* _Record set_

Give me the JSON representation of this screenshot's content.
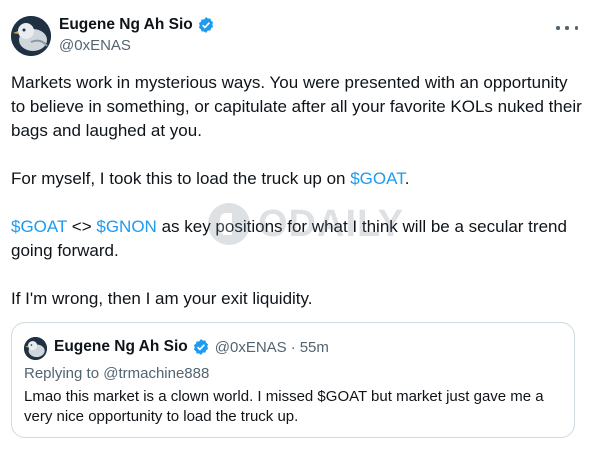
{
  "author": {
    "name": "Eugene Ng Ah Sio",
    "handle": "@0xENAS",
    "verified_icon": "verified-badge-icon",
    "avatar_icon": "bird-avatar-icon"
  },
  "menu": {
    "icon": "more-options-icon"
  },
  "tweet": {
    "p1": "Markets work in mysterious ways. You were presented with an opportunity to believe in something, or capitulate after all your favorite KOLs nuked their bags and laughed at you.",
    "p2_before": "For myself, I took this to load the truck up on ",
    "p2_tag": "$GOAT",
    "p2_after": ".",
    "p3_tag1": "$GOAT",
    "p3_mid": " <> ",
    "p3_tag2": "$GNON",
    "p3_after": " as key positions for what I think will be a secular trend going forward.",
    "p4": "If I'm wrong, then I am your exit liquidity."
  },
  "watermark": {
    "text": "ODAILY"
  },
  "quoted": {
    "name": "Eugene Ng Ah Sio",
    "handle": "@0xENAS",
    "separator": "·",
    "time": "55m",
    "reply": "Replying to @trmachine888",
    "text": "Lmao this market is a clown world. I missed $GOAT but market just gave me a very nice opportunity to load the truck up."
  },
  "colors": {
    "accent": "#1d9bf0",
    "text": "#0f1419",
    "secondary": "#536471",
    "border": "#cfd9de"
  }
}
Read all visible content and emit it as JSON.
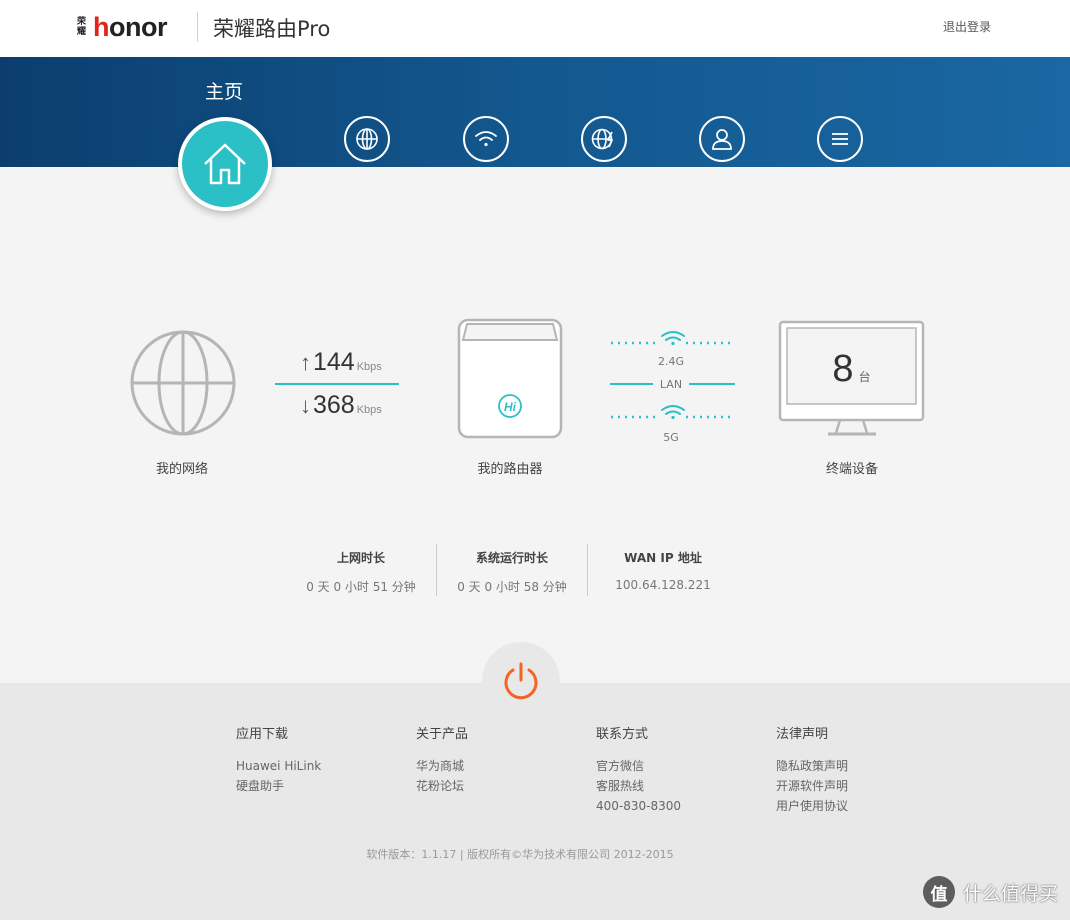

* _What is expected_
Every line in the data that holds "this" should be copied out.

* _Solution_
Give me the JSON representation of this screenshot's content.
    "p2_before": "For myself, I took this to load the truck up on ",
    "text": "Lmao this market is a clown world. I missed $GOAT but market just gave me a very nice opportunity to load the truck up."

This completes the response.